*EXERCISE TASK*:
Output the records exactly. Include every line.

*THE DATA*:
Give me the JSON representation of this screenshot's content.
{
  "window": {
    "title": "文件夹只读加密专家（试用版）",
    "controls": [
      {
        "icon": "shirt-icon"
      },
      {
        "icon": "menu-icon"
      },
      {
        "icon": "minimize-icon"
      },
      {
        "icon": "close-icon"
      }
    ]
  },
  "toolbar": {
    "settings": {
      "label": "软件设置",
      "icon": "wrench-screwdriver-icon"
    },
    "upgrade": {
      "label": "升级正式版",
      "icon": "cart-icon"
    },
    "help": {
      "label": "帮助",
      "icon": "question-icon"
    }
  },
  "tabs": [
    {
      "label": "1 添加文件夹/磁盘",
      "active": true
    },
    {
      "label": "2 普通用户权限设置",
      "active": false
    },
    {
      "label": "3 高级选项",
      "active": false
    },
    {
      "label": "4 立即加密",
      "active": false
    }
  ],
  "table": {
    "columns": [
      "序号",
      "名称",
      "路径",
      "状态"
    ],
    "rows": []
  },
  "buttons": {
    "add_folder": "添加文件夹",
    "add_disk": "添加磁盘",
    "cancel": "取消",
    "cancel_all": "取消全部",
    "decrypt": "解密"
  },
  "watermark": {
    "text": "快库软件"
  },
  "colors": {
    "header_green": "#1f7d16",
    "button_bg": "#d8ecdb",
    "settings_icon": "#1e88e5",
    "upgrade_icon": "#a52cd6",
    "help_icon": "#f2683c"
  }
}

*WRITTEN ANSWER*:
Give me the JSON representation of this screenshot's content.
{
  "window": {
    "title": "文件夹只读加密专家（试用版）",
    "controls": [
      {
        "icon": "shirt-icon"
      },
      {
        "icon": "menu-icon"
      },
      {
        "icon": "minimize-icon"
      },
      {
        "icon": "close-icon"
      }
    ]
  },
  "toolbar": {
    "settings": {
      "label": "软件设置",
      "icon": "wrench-screwdriver-icon"
    },
    "upgrade": {
      "label": "升级正式版",
      "icon": "cart-icon"
    },
    "help": {
      "label": "帮助",
      "icon": "question-icon"
    }
  },
  "tabs": [
    {
      "label": "1 添加文件夹/磁盘",
      "active": true
    },
    {
      "label": "2 普通用户权限设置",
      "active": false
    },
    {
      "label": "3 高级选项",
      "active": false
    },
    {
      "label": "4 立即加密",
      "active": false
    }
  ],
  "table": {
    "columns": [
      "序号",
      "名称",
      "路径",
      "状态"
    ],
    "rows": []
  },
  "buttons": {
    "add_folder": "添加文件夹",
    "add_disk": "添加磁盘",
    "cancel": "取消",
    "cancel_all": "取消全部",
    "decrypt": "解密"
  },
  "watermark": {
    "text": "快库软件"
  },
  "colors": {
    "header_green": "#1f7d16",
    "button_bg": "#d8ecdb",
    "settings_icon": "#1e88e5",
    "upgrade_icon": "#a52cd6",
    "help_icon": "#f2683c"
  }
}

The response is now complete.